STATED EXERCISE
In the data below, find every line that has the string "Regurgitation", and copy it.

** start TASK INPUTS **

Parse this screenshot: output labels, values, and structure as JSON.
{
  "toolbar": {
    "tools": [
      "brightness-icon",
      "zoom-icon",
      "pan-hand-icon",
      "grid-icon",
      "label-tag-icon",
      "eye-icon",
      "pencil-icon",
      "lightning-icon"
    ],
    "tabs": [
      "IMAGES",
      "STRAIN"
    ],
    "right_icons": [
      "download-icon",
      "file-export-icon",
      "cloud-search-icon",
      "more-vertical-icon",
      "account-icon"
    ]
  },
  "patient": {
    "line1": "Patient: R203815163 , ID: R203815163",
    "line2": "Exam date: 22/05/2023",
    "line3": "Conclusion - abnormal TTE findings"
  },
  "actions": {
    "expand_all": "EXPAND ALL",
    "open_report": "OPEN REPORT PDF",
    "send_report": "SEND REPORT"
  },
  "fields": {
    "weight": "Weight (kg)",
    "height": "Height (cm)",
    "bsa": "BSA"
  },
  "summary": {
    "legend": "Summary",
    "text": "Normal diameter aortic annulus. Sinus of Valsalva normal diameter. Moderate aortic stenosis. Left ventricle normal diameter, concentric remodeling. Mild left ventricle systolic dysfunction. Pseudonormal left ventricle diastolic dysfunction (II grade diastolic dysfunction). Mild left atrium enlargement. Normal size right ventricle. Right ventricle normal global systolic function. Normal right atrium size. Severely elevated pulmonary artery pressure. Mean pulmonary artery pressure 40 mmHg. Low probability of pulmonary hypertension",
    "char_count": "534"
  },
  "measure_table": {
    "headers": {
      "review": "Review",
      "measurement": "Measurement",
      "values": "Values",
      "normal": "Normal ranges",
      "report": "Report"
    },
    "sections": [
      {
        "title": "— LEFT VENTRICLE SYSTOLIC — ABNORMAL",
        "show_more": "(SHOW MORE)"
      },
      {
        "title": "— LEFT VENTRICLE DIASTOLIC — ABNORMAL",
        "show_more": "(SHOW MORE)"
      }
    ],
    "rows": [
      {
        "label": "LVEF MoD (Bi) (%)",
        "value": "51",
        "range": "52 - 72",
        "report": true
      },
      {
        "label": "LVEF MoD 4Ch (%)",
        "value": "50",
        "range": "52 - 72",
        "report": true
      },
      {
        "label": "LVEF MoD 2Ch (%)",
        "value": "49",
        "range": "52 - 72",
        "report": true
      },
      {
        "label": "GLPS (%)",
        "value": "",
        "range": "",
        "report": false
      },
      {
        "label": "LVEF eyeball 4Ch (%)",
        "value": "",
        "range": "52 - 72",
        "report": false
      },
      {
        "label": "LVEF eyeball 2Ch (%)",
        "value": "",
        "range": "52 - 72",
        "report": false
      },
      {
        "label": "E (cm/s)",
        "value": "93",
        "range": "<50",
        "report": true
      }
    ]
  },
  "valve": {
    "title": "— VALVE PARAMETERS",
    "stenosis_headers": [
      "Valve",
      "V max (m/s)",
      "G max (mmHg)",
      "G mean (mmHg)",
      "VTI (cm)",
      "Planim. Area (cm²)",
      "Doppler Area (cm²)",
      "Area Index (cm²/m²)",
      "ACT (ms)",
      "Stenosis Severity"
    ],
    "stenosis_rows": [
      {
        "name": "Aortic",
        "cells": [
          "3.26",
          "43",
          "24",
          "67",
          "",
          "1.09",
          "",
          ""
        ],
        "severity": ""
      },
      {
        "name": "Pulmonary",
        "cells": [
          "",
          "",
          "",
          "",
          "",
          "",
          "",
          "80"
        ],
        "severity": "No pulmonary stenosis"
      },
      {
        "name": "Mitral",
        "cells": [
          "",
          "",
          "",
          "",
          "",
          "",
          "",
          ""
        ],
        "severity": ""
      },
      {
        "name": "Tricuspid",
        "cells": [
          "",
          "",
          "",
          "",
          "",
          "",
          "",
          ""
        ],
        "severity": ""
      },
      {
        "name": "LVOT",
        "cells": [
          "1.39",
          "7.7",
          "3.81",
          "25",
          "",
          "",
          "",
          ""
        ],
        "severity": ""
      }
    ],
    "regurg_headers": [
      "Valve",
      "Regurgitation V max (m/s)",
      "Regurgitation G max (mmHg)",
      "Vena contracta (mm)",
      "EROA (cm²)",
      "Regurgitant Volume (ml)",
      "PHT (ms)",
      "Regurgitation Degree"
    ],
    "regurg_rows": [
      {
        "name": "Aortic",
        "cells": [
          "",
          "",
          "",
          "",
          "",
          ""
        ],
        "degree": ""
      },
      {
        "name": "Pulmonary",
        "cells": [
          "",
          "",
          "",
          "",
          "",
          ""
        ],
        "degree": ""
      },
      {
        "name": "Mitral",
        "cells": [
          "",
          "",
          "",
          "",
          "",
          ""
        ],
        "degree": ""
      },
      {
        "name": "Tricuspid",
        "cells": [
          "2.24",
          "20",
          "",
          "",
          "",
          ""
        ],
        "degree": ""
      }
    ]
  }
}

** end TASK INPUTS **
** start TASK INPUTS **

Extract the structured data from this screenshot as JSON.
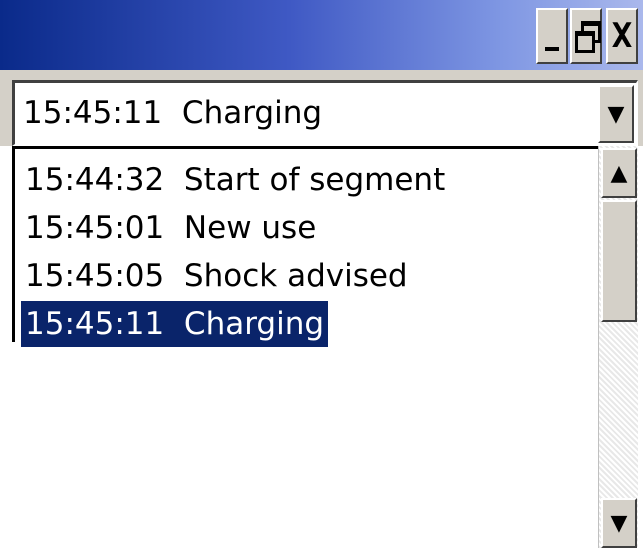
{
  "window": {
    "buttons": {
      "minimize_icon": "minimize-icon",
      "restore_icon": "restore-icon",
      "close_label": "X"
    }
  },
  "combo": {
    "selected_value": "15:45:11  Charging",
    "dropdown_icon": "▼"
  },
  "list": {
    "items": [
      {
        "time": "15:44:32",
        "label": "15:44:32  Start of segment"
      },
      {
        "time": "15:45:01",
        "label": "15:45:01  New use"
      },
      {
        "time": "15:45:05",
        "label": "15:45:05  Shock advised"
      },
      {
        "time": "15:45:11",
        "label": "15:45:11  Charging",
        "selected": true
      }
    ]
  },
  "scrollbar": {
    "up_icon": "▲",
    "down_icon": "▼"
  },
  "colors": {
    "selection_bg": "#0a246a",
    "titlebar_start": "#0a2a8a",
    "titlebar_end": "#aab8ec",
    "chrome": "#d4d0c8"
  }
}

** end TASK INPUTS **

WRITTEN SOLUTION
      "Regurgitation V max (m/s)",
      "Regurgitation G max (mmHg)",
      "Regurgitation Degree"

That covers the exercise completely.